AIM.
For the listing below, give the count of lines containing "name", and no other text.
>> start SOURCE MATERIAL
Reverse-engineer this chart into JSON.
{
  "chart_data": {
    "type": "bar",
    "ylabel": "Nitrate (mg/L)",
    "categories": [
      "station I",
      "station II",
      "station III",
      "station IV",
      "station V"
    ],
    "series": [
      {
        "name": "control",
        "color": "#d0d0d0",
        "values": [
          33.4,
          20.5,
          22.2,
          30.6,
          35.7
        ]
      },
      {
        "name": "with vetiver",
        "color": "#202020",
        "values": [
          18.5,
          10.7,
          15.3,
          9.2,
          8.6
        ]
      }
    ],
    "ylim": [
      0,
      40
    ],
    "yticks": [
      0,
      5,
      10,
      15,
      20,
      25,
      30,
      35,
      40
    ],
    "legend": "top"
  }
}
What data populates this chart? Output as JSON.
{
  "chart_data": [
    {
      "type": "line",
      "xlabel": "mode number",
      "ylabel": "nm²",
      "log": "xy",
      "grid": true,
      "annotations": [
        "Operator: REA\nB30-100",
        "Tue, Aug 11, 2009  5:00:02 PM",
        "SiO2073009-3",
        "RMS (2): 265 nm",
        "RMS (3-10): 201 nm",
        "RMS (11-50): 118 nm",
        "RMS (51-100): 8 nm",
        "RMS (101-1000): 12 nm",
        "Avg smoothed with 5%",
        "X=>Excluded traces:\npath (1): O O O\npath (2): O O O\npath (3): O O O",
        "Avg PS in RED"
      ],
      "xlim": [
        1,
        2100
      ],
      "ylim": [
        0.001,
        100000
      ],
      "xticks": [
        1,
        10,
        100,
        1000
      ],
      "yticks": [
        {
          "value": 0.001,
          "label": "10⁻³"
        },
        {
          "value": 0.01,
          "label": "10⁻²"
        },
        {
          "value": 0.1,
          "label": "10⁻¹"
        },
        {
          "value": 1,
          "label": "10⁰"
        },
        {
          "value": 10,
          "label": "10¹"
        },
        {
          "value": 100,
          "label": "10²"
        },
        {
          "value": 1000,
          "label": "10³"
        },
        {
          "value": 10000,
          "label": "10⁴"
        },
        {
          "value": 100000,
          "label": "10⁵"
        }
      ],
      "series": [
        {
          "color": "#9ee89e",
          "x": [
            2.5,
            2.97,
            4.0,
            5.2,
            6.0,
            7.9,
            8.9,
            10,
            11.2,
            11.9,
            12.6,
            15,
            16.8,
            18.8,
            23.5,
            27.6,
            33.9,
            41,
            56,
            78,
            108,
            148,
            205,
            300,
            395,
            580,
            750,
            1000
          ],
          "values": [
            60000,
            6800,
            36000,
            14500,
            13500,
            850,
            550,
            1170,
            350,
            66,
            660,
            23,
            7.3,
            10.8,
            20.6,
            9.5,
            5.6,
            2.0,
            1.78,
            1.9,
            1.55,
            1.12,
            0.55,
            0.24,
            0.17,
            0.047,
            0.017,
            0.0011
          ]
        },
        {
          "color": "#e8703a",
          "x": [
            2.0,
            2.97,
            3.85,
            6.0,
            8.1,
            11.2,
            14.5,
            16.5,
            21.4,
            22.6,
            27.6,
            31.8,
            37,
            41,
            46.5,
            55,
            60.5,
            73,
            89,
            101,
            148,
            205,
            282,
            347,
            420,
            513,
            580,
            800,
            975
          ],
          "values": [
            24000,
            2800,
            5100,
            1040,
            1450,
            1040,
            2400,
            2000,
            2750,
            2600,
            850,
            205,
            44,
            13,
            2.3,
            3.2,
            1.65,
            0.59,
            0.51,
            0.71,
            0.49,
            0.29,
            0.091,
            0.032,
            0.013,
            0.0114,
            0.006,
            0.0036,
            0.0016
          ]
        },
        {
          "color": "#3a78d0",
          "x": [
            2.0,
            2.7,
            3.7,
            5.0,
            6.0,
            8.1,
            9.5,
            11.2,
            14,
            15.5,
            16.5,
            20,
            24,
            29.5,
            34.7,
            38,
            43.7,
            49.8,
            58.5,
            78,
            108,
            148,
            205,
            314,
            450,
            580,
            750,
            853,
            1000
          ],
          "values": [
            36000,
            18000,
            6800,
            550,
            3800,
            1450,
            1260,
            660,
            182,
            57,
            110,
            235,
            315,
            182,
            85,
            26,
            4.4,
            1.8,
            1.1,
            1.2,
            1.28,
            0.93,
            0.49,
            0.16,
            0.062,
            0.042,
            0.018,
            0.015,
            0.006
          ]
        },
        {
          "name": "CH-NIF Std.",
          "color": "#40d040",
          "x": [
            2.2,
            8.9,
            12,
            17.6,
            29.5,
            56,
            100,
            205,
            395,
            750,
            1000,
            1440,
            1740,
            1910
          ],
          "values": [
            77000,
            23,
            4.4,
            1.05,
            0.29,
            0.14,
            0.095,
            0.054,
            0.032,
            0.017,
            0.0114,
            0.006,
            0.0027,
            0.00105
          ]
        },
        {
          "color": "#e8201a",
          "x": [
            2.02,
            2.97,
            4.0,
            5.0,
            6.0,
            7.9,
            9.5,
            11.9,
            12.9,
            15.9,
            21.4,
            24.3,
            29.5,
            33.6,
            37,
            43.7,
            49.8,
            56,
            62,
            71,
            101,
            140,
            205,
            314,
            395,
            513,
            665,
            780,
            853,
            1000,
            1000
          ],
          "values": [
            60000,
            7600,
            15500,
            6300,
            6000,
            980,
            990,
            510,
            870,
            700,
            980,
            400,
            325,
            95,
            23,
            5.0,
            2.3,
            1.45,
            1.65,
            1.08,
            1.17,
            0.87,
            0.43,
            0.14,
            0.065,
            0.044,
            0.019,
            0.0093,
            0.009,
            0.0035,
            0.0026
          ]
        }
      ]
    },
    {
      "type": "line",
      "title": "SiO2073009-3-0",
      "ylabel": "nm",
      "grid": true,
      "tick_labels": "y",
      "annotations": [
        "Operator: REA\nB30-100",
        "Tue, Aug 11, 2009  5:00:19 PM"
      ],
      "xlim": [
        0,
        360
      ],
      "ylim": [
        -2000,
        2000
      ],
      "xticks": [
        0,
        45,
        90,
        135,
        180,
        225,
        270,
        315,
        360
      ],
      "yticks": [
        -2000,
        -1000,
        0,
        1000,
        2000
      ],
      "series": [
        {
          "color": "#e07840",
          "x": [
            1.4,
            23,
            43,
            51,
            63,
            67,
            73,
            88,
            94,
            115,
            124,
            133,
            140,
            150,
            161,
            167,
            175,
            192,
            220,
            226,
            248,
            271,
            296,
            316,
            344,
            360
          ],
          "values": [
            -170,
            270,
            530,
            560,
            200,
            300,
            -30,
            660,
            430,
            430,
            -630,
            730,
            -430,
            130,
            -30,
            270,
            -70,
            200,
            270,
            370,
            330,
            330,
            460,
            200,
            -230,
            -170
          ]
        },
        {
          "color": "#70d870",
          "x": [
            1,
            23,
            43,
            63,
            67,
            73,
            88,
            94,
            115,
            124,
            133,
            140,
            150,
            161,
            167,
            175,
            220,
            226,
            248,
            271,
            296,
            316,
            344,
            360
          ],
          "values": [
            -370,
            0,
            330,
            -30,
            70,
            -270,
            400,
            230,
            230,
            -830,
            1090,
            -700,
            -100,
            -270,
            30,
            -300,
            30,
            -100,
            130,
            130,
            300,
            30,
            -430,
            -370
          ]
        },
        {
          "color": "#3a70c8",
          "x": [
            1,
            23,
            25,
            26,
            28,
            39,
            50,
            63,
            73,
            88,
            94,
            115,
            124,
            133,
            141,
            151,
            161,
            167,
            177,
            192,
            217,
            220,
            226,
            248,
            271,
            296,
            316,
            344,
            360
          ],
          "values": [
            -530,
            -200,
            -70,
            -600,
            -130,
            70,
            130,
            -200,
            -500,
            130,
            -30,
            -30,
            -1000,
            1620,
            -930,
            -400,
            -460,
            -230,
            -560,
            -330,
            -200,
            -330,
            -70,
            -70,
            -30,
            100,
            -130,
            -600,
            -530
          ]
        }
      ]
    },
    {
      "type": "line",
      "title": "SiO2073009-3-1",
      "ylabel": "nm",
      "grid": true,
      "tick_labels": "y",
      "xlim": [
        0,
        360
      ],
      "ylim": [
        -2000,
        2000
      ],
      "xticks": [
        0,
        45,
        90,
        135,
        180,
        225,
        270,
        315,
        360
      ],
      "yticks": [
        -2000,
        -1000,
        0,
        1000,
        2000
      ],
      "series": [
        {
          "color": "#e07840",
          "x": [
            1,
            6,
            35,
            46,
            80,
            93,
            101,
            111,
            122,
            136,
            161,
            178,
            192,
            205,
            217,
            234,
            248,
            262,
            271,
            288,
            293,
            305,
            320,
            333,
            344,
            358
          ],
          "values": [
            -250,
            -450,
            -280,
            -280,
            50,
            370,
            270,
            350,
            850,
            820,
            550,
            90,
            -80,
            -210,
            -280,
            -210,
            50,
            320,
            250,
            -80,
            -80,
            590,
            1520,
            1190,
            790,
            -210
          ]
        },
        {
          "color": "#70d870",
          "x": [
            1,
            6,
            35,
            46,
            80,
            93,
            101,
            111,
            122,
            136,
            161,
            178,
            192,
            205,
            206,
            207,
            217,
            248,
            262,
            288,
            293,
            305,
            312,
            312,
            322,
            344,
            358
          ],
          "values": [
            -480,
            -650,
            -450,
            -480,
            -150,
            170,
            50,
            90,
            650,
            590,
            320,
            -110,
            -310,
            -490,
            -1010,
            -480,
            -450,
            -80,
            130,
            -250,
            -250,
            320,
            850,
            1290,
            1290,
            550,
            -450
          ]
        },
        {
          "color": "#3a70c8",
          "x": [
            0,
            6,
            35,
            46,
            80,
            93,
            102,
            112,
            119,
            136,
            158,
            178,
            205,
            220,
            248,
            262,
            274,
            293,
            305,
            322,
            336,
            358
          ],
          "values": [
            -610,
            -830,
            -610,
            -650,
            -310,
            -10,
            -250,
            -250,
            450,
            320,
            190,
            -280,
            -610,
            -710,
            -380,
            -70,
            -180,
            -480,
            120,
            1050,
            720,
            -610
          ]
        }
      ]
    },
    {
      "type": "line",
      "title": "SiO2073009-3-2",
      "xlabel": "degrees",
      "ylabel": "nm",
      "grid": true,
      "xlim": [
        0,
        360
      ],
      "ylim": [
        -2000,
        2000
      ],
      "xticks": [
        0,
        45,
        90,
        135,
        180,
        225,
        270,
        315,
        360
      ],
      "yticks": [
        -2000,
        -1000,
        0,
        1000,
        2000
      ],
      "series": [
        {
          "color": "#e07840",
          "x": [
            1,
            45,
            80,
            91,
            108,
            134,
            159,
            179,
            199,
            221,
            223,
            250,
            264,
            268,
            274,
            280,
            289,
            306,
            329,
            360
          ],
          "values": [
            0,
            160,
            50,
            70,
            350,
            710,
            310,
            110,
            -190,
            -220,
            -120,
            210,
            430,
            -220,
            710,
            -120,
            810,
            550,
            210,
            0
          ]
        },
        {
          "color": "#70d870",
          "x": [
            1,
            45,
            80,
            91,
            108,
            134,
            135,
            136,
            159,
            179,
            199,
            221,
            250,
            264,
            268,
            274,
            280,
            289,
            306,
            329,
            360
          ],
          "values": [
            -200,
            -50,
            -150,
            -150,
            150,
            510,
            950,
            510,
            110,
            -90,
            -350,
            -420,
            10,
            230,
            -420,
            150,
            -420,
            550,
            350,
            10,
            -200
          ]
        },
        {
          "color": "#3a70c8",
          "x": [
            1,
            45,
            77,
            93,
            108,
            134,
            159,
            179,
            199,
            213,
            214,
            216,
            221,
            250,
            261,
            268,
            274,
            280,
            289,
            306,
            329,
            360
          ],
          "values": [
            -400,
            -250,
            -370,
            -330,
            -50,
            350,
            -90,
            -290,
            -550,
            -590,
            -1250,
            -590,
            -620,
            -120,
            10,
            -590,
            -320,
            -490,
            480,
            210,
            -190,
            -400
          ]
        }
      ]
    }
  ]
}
>> end SOURCE MATERIAL
WRITTEN RESPONSE.
3